Saved data entries
══════════════════════════════

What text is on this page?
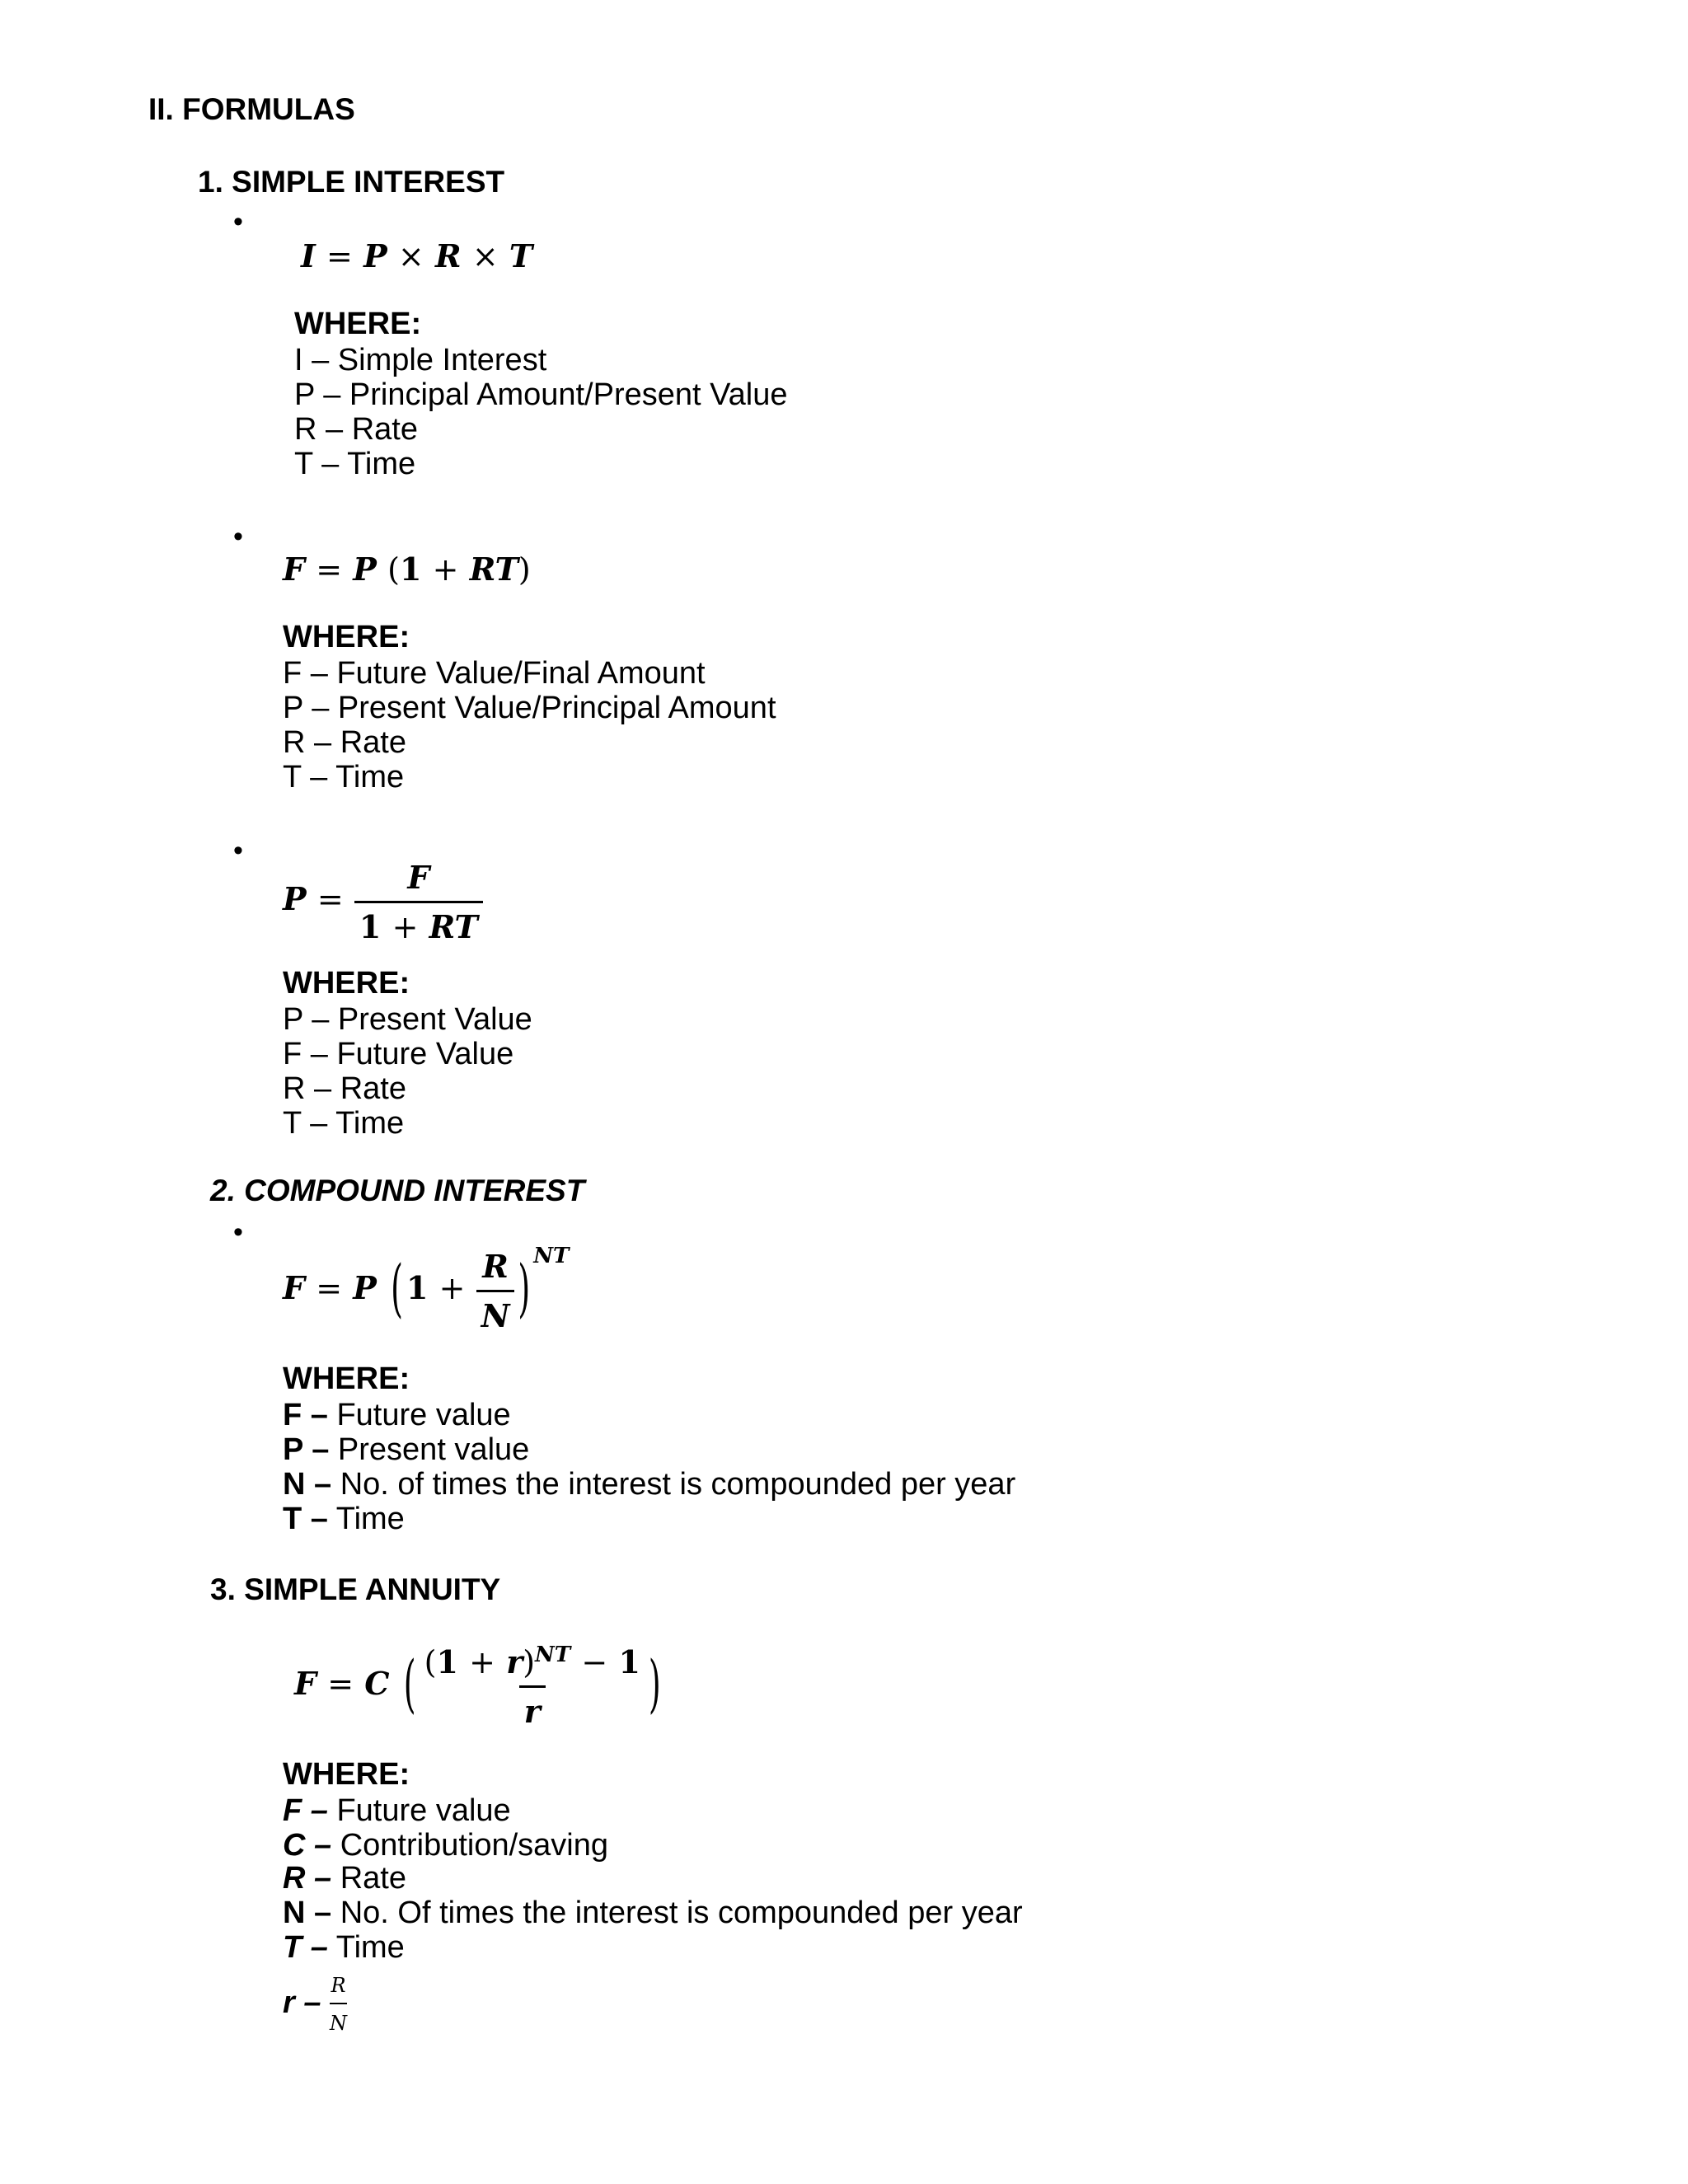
II. FORMULAS
1. SIMPLE INTEREST
•
I = P × R × T
WHERE:
I – Simple Interest
P – Principal Amount/Present Value
R – Rate
T – Time
•
F = P (1 + RT)
WHERE:
F – Future Value/Final Amount
P – Present Value/Principal Amount
R – Rate
T – Time
•
$P = \frac{F}{1 + RT}$
WHERE:
P – Present Value
F – Future Value
R – Rate
T – Time
2. COMPOUND INTEREST
•
F = P ( $1 + \frac{R}{N}$ ) $^{NT}$
WHERE:
F – Future value
P – Present value
N – No. of times the interest is compounded per year
T – Time
3. SIMPLE ANNUITY
F = C ( $\frac{(1 + r)^{NT} - 1}{r}$ )
WHERE:
F – Future value
C – Contribution/saving
R – Rate
N – No. Of times the interest is compounded per year
T – Time
r – $\frac{R}{N}$
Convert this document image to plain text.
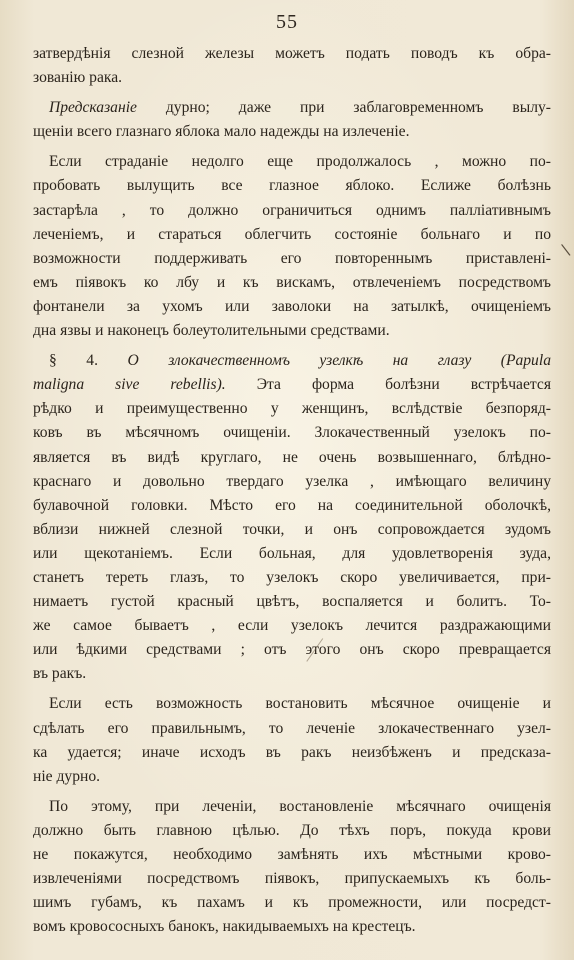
55
затвердѣнія слезной железы можетъ подать поводъ къ обра-
зованію рака.
Предсказаніе дурно; даже при заблаговременномъ вылу-
щеніи всего глазнаго яблока мало надежды на излеченіе.
Если страданіе недолго еще продолжалось , можно по-
пробовать вылущить все глазное яблоко. Еслиже болѣзнь
застарѣла , то должно ограничиться однимъ палліативнымъ
леченіемъ, и стараться облегчить состояніе больнаго и по
возможности поддерживать его повтореннымъ приставлені-
емъ піявокъ ко лбу и къ вискамъ, отвлеченіемъ посредствомъ
фонтанели за ухомъ или заволоки на затылкѣ, очищеніемъ
дна язвы и наконецъ болеутолительными средствами.
§ 4. О злокачественномъ узелкѣ на глазу (Papula
maligna sive rebellis). Эта форма болѣзни встрѣчается
рѣдко и преимущественно у женщинъ, вслѣдствіе безпоряд-
ковъ въ мѣсячномъ очищеніи. Злокачественный узелокъ по-
является въ видѣ круглаго, не очень возвышеннаго, блѣдно-
краснаго и довольно твердаго узелка , имѣющаго величину
булавочной головки. Мѣсто его на соединительной оболочкѣ,
вблизи нижней слезной точки, и онъ сопровождается зудомъ
или щекотаніемъ. Если больная, для удовлетворенія зуда,
станетъ тереть глазъ, то узелокъ скоро увеличивается, при-
нимаетъ густой красный цвѣтъ, воспаляется и болитъ. То-
же самое бываетъ , если узелокъ лечится раздражающими
или ѣдкими средствами ; отъ этого онъ скоро превращается
въ ракъ.
Если есть возможность востановить мѣсячное очищеніе и
сдѣлать его правильнымъ, то леченіе злокачественнаго узел-
ка удается; иначе исходъ въ ракъ неизбѣженъ и предсказа-
ніе дурно.
По этому, при леченіи, востановленіе мѣсячнаго очищенія
должно быть главною цѣлью. До тѣхъ поръ, покуда крови
не покажутся, необходимо замѣнять ихъ мѣстными крово-
извлеченіями посредствомъ піявокъ, припускаемыхъ къ боль-
шимъ губамъ, къ пахамъ и къ промежности, или посредст-
вомъ кровососныхъ банокъ, накидываемыхъ на крестецъ.
\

══════════════════════════════

Show all lines from the records above where the word "должно" occurs.

застарѣла , то должно ограничиться однимъ палліативнымъ
должно быть главною цѣлью. До тѣхъ поръ, покуда крови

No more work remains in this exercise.